## start Data excerpts
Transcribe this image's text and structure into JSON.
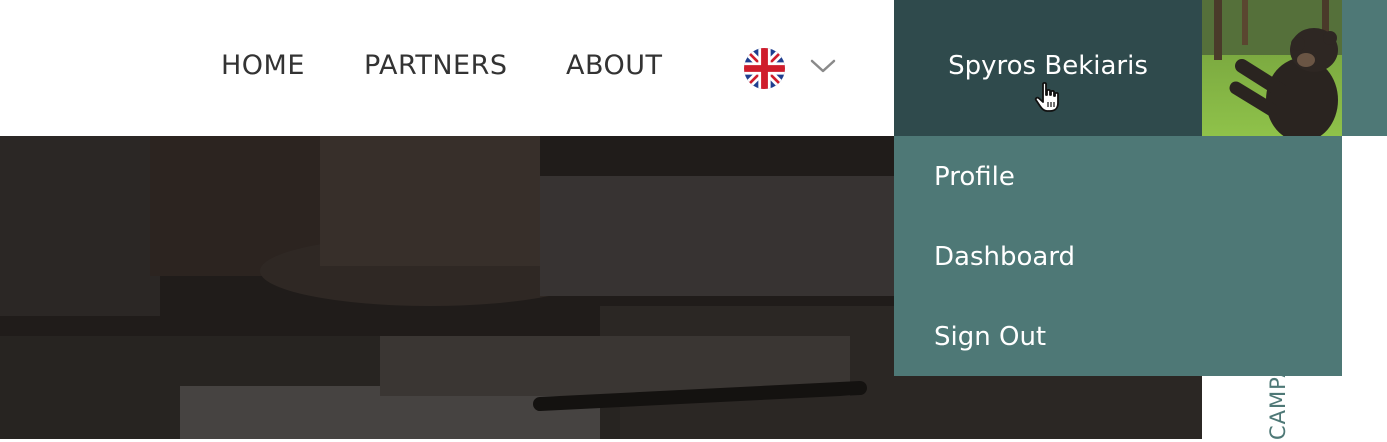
{
  "nav": {
    "home": "HOME",
    "partners": "PARTNERS",
    "about": "ABOUT"
  },
  "language": {
    "flag_icon": "uk-flag-icon",
    "caret_icon": "chevron-down-icon"
  },
  "user": {
    "name": "Spyros Bekiaris",
    "avatar_icon": "bear-avatar"
  },
  "dropdown": {
    "items": [
      "Profile",
      "Dashboard",
      "Sign Out"
    ]
  },
  "side_label": "CAMPA",
  "colors": {
    "user_block": "#2f4a4c",
    "dropdown": "#4e7876",
    "nav_text": "#333333"
  }
}
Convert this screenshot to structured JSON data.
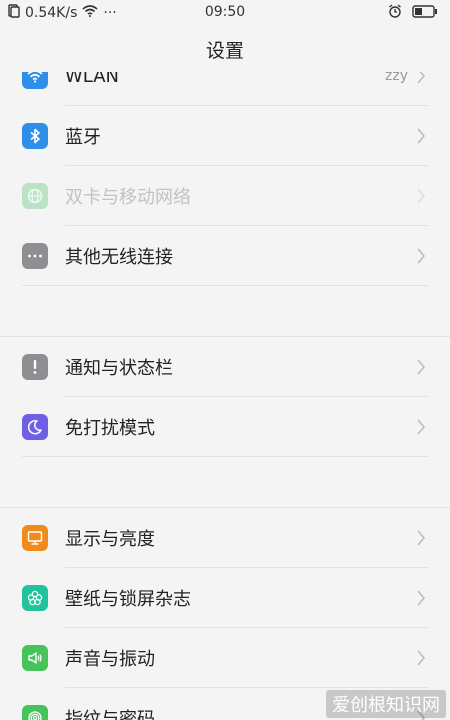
{
  "status_bar": {
    "speed": "0.54K/s",
    "time": "09:50",
    "more": "···"
  },
  "header": {
    "title": "设置"
  },
  "colors": {
    "wlan": "#2f8fe8",
    "bluetooth": "#2f8fe8",
    "sim": "#52c46a",
    "other": "#8e8e93",
    "notification": "#8e8e93",
    "dnd": "#6e5fe6",
    "display": "#f08a1c",
    "wallpaper": "#20c39c",
    "sound": "#46c35b",
    "fingerprint": "#46c35b"
  },
  "items": {
    "wlan": {
      "label": "WLAN",
      "value": "zzy",
      "icon": "wifi-icon"
    },
    "bluetooth": {
      "label": "蓝牙",
      "icon": "bluetooth-icon"
    },
    "sim": {
      "label": "双卡与移动网络",
      "icon": "globe-icon"
    },
    "other": {
      "label": "其他无线连接",
      "icon": "more-dots-icon"
    },
    "notification": {
      "label": "通知与状态栏",
      "icon": "exclamation-icon"
    },
    "dnd": {
      "label": "免打扰模式",
      "icon": "moon-icon"
    },
    "display": {
      "label": "显示与亮度",
      "icon": "monitor-icon"
    },
    "wallpaper": {
      "label": "壁纸与锁屏杂志",
      "icon": "flower-icon"
    },
    "sound": {
      "label": "声音与振动",
      "icon": "speaker-icon"
    },
    "fingerprint": {
      "label": "指纹与密码",
      "icon": "fingerprint-icon"
    }
  },
  "watermark": "爱创根知识网"
}
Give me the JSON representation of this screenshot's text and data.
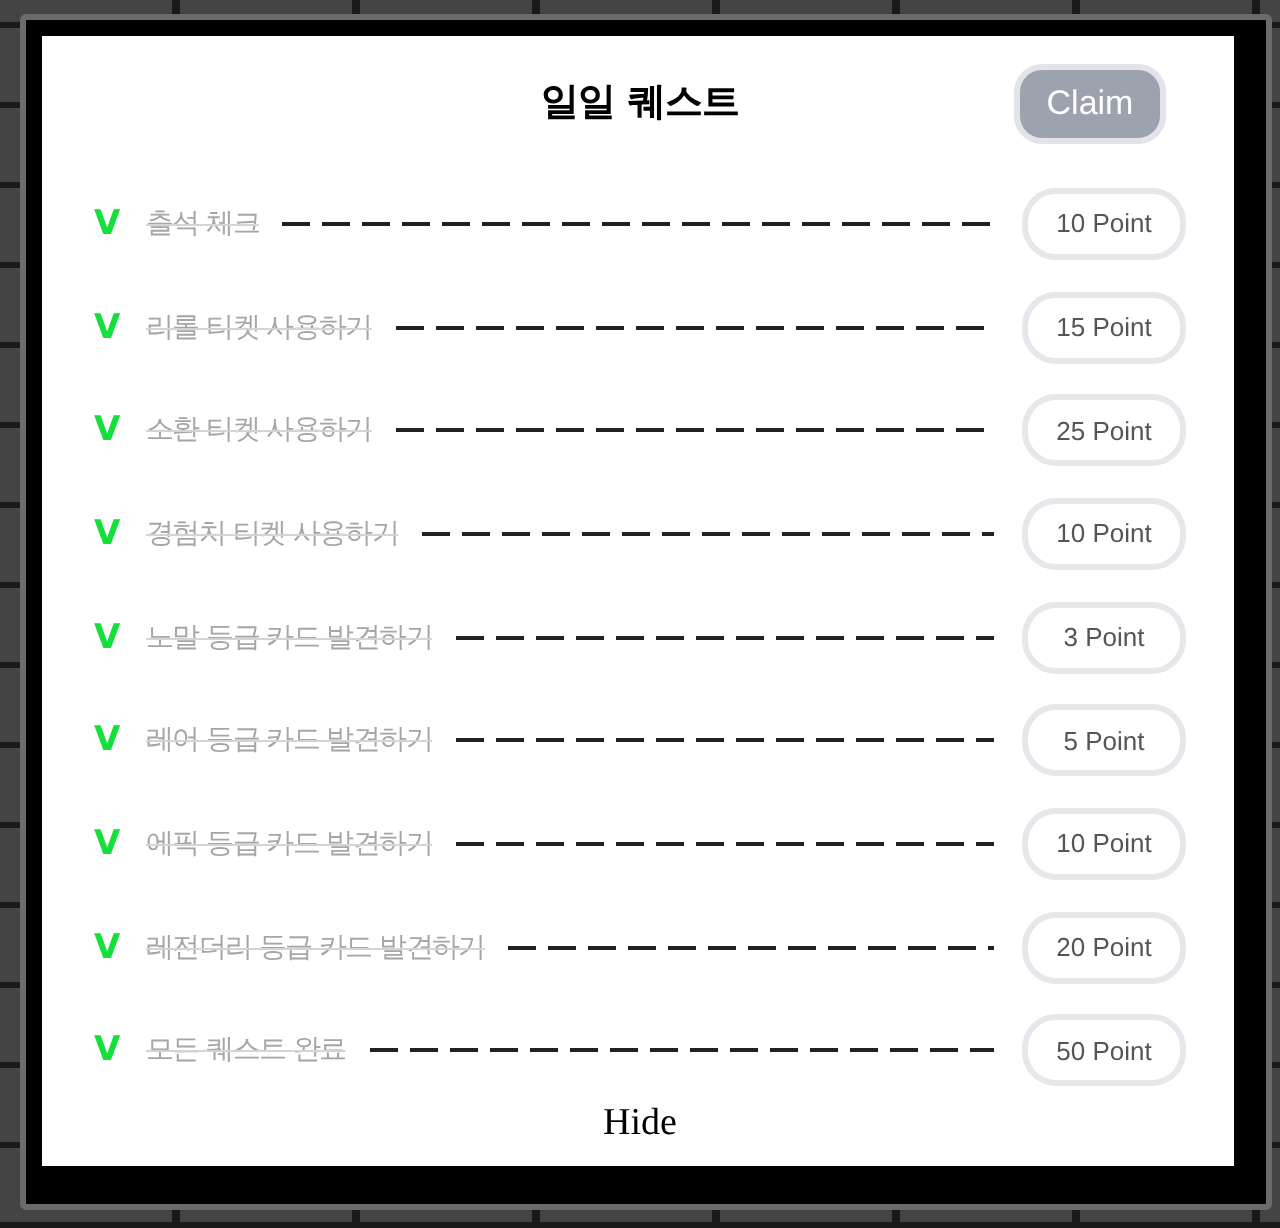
{
  "title": "일일 퀘스트",
  "claim": {
    "label": "Claim",
    "disabled": true
  },
  "quests": [
    {
      "mark": "V",
      "label": "출석 체크",
      "done": true,
      "reward": "10 Point"
    },
    {
      "mark": "V",
      "label": "리롤 티켓 사용하기",
      "done": true,
      "reward": "15 Point"
    },
    {
      "mark": "V",
      "label": "소환 티켓 사용하기",
      "done": true,
      "reward": "25 Point"
    },
    {
      "mark": "V",
      "label": "경험치 티켓 사용하기",
      "done": true,
      "reward": "10 Point"
    },
    {
      "mark": "V",
      "label": "노말 등급 카드 발견하기",
      "done": true,
      "reward": "3 Point"
    },
    {
      "mark": "V",
      "label": "레어 등급 카드 발견하기",
      "done": true,
      "reward": "5 Point"
    },
    {
      "mark": "V",
      "label": "에픽 등급 카드 발견하기",
      "done": true,
      "reward": "10 Point"
    },
    {
      "mark": "V",
      "label": "레전더리 등급 카드 발견하기",
      "done": true,
      "reward": "20 Point"
    },
    {
      "mark": "V",
      "label": "모든 퀘스트 완료",
      "done": true,
      "reward": "50 Point"
    }
  ],
  "hide": "Hide"
}
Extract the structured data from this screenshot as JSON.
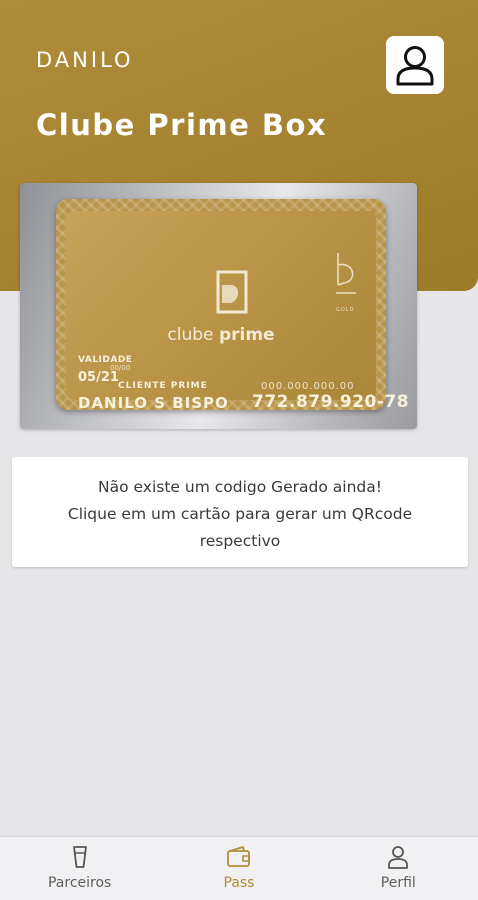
{
  "header": {
    "user_name": "DANILO",
    "app_title": "Clube Prime Box",
    "background_color": "#a88532",
    "profile_icon": "user-outline-icon"
  },
  "card": {
    "brand_regular": "clube",
    "brand_bold": "prime",
    "tier": "GOLD",
    "validity_label": "VALIDADE",
    "validity_format": "00/00",
    "validity": "05/21",
    "client_label": "CLIENTE PRIME",
    "holder_name": "DANILO S BISPO",
    "number_mask": "000.000.000.00",
    "number": "772.879.920-78",
    "color": "#b99447"
  },
  "message": {
    "line1": "Não existe um codigo Gerado ainda!",
    "line2": "Clique em um cartão para gerar um QRcode",
    "line3": "respectivo"
  },
  "tabs": [
    {
      "label": "Parceiros",
      "icon": "glass-icon",
      "active": false
    },
    {
      "label": "Pass",
      "icon": "wallet-icon",
      "active": true
    },
    {
      "label": "Perfil",
      "icon": "person-icon",
      "active": false
    }
  ],
  "colors": {
    "accent": "#b08d3a",
    "inactive_tab": "#5d5d5d",
    "page_background": "#e6e5e8"
  }
}
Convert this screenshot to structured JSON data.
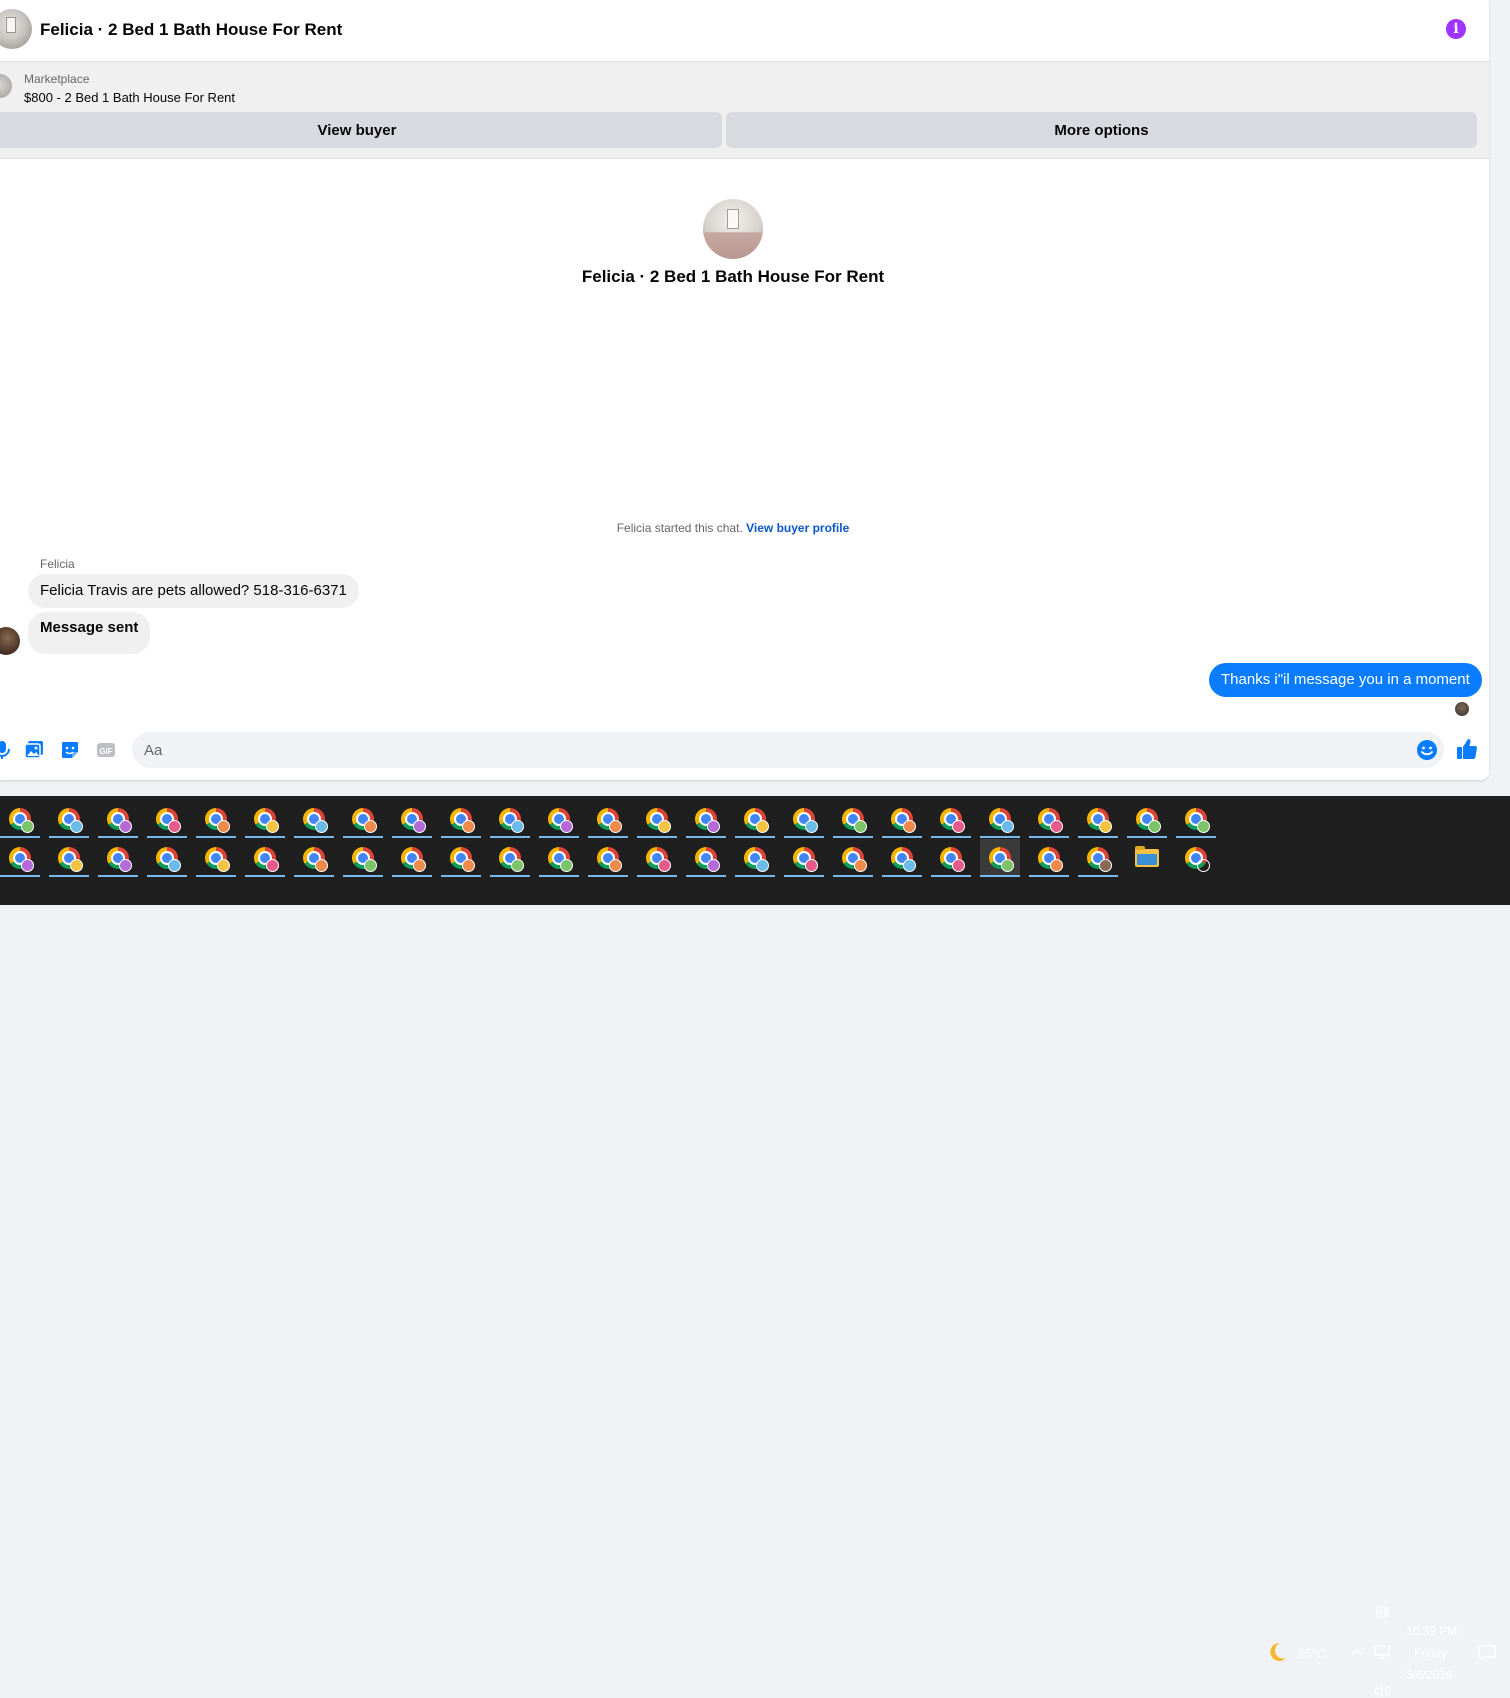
{
  "header": {
    "title": "Felicia · 2 Bed 1 Bath House For Rent",
    "info_icon": "info-icon",
    "accent_color": "#a033ff"
  },
  "listing": {
    "category": "Marketplace",
    "title": "$800 - 2 Bed 1 Bath House For Rent",
    "view_buyer_label": "View buyer",
    "more_options_label": "More options"
  },
  "thread": {
    "title": "Felicia · 2 Bed 1 Bath House For Rent",
    "started_text": "Felicia started this chat.",
    "profile_link": "View buyer profile",
    "sender_name": "Felicia",
    "messages": [
      {
        "direction": "incoming",
        "text": "Felicia Travis are pets allowed? 518-316-6371"
      },
      {
        "direction": "incoming",
        "text": "Message sent"
      },
      {
        "direction": "outgoing",
        "text": "Thanks i\"il message you in a moment"
      }
    ],
    "outgoing_color": "#0a7cff"
  },
  "composer": {
    "placeholder": "Aa",
    "value": "",
    "icons": [
      "mic-icon",
      "photo-icon",
      "sticker-icon",
      "gif-icon",
      "emoji-icon",
      "like-icon"
    ],
    "gif_label": "GIF"
  },
  "taskbar": {
    "weather": {
      "temp": "25°C",
      "icon": "moon-icon"
    },
    "clock": {
      "time": "10:39 PM",
      "day": "Friday",
      "date": "3/6/2026"
    },
    "tray_icons": [
      "meet-now-icon",
      "chevron-up-icon",
      "network-icon",
      "volume-icon",
      "notification-icon"
    ],
    "apps": [
      {
        "name": "chrome-profile-icon",
        "badge": "#7cc36a"
      },
      {
        "name": "chrome-profile-icon",
        "badge": "#6bbbe8"
      },
      {
        "name": "chrome-profile-icon",
        "badge": "#b56ad8"
      },
      {
        "name": "chrome-profile-icon",
        "badge": "#e85a8a"
      },
      {
        "name": "chrome-profile-icon",
        "badge": "#f08a4b"
      },
      {
        "name": "chrome-profile-icon",
        "badge": "#f5c342"
      },
      {
        "name": "chrome-profile-icon",
        "badge": "#6bbbe8"
      },
      {
        "name": "chrome-profile-icon",
        "badge": "#f08a4b"
      },
      {
        "name": "chrome-profile-icon",
        "badge": "#b56ad8"
      },
      {
        "name": "chrome-profile-icon",
        "badge": "#f08a4b"
      },
      {
        "name": "chrome-profile-icon",
        "badge": "#6bbbe8"
      },
      {
        "name": "chrome-profile-icon",
        "badge": "#b56ad8"
      },
      {
        "name": "chrome-profile-icon",
        "badge": "#f08a4b"
      },
      {
        "name": "chrome-profile-icon",
        "badge": "#f5c342"
      },
      {
        "name": "chrome-profile-icon",
        "badge": "#b56ad8"
      },
      {
        "name": "chrome-profile-icon",
        "badge": "#f5c342"
      },
      {
        "name": "chrome-profile-icon",
        "badge": "#6bbbe8"
      },
      {
        "name": "chrome-profile-icon",
        "badge": "#7cc36a"
      },
      {
        "name": "chrome-profile-icon",
        "badge": "#f08a4b"
      },
      {
        "name": "chrome-profile-icon",
        "badge": "#e85a8a"
      },
      {
        "name": "chrome-profile-icon",
        "badge": "#6bbbe8"
      },
      {
        "name": "chrome-profile-icon",
        "badge": "#e85a8a"
      },
      {
        "name": "chrome-profile-icon",
        "badge": "#f5c342"
      },
      {
        "name": "chrome-profile-icon",
        "badge": "#7cc36a"
      },
      {
        "name": "chrome-profile-icon",
        "badge": "#7cc36a"
      },
      {
        "name": "chrome-profile-icon",
        "badge": "#b56ad8"
      },
      {
        "name": "chrome-profile-icon",
        "badge": "#f5c342"
      },
      {
        "name": "chrome-profile-icon",
        "badge": "#b56ad8"
      },
      {
        "name": "chrome-profile-icon",
        "badge": "#6bbbe8"
      },
      {
        "name": "chrome-profile-icon",
        "badge": "#f5c342"
      },
      {
        "name": "chrome-profile-icon",
        "badge": "#e85a8a"
      },
      {
        "name": "chrome-profile-icon",
        "badge": "#f08a4b"
      },
      {
        "name": "chrome-profile-icon",
        "badge": "#7cc36a"
      },
      {
        "name": "chrome-profile-icon",
        "badge": "#f08a4b"
      },
      {
        "name": "chrome-profile-icon",
        "badge": "#f08a4b"
      },
      {
        "name": "chrome-profile-icon",
        "badge": "#7cc36a"
      },
      {
        "name": "chrome-profile-icon",
        "badge": "#7cc36a"
      },
      {
        "name": "chrome-profile-icon",
        "badge": "#f08a4b"
      },
      {
        "name": "chrome-profile-icon",
        "badge": "#e85a8a"
      },
      {
        "name": "chrome-profile-icon",
        "badge": "#b56ad8"
      },
      {
        "name": "chrome-profile-icon",
        "badge": "#6bbbe8"
      },
      {
        "name": "chrome-profile-icon",
        "badge": "#e85a8a"
      },
      {
        "name": "chrome-profile-icon",
        "badge": "#f08a4b"
      },
      {
        "name": "chrome-profile-icon",
        "badge": "#6bbbe8"
      },
      {
        "name": "chrome-profile-icon",
        "badge": "#e85a8a"
      },
      {
        "name": "chrome-profile-icon",
        "badge": "#7cc36a"
      },
      {
        "name": "chrome-profile-icon",
        "badge": "#f08a4b"
      },
      {
        "name": "chrome-profile-icon",
        "badge": "#8a6a52"
      },
      {
        "name": "file-explorer-icon"
      },
      {
        "name": "chrome-icon"
      }
    ],
    "active_app_index": 45
  }
}
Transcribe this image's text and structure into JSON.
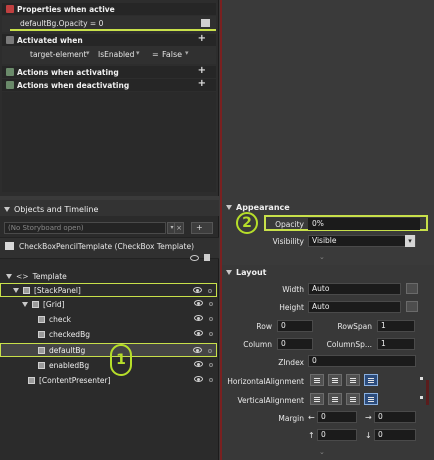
## end Data excerpts
# What is needed
Read through the entries and copy each line in which "this" appears.

# Answer to the problem
Transcribe this image's text and structure into JSON.
Convert this screenshot to structured JSON data.
Give me the JSON representation of this screenshot's text and data.
Extract the structured data from this screenshot as JSON.
Convert this screenshot to structured JSON data.
    "started_text": "Felicia started this chat.",
Transcribe this image's text and structure into JSON.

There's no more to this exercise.